> _To do_: Bring together all lines of the material below that contain the string "Describe".

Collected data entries

* * *

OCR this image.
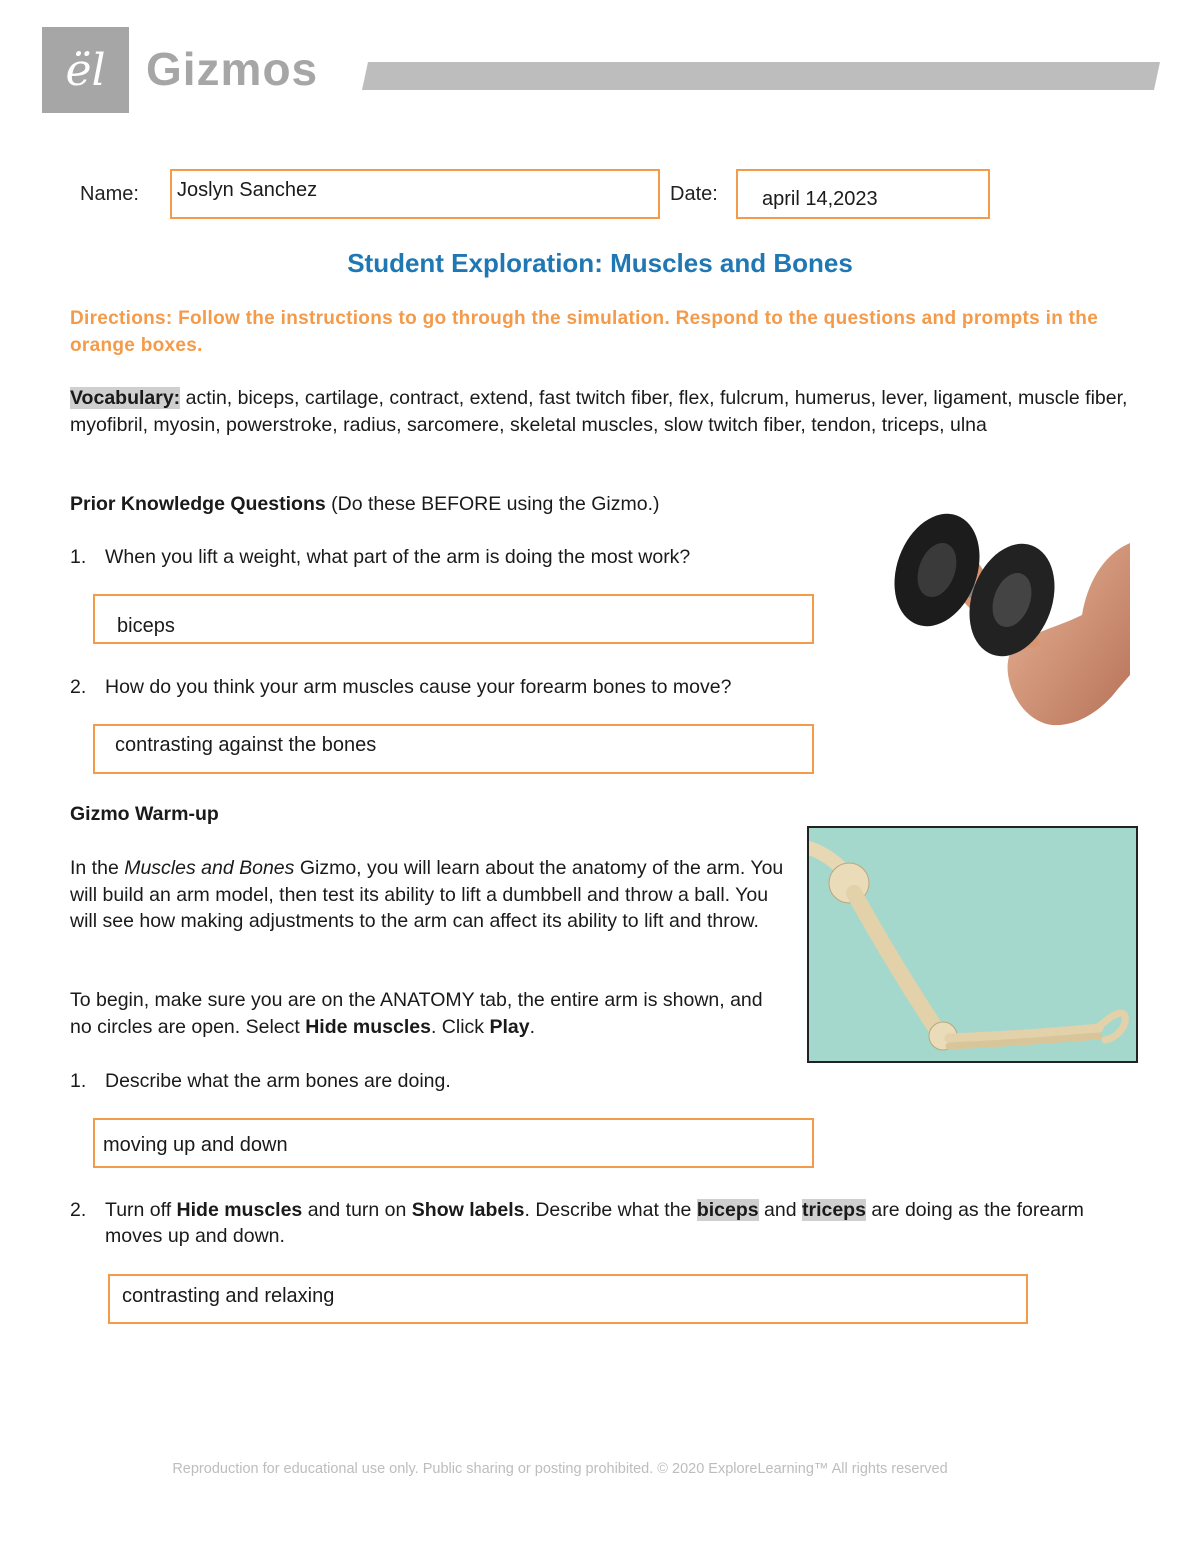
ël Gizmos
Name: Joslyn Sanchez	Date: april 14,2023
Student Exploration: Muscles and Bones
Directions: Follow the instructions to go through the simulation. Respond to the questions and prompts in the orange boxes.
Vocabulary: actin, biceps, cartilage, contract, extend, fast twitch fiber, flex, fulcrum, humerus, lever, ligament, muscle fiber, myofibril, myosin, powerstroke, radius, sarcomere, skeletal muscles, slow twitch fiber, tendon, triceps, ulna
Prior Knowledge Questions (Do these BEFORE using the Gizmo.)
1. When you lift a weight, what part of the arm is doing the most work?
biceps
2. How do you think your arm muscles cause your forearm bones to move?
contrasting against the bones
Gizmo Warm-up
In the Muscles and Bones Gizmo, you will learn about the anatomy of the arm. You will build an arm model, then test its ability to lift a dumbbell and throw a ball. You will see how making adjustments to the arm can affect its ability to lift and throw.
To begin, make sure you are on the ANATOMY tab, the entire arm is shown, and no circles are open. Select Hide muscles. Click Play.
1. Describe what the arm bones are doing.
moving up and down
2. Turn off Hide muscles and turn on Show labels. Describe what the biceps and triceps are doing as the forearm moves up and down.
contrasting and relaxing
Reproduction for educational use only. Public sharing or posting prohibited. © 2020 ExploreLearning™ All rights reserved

* * *

> _Result of the task_:
1. Describe what the arm bones are doing.
2. Turn off Hide muscles and turn on Show labels. Describe what the biceps and triceps are doing as the forearm moves up and down.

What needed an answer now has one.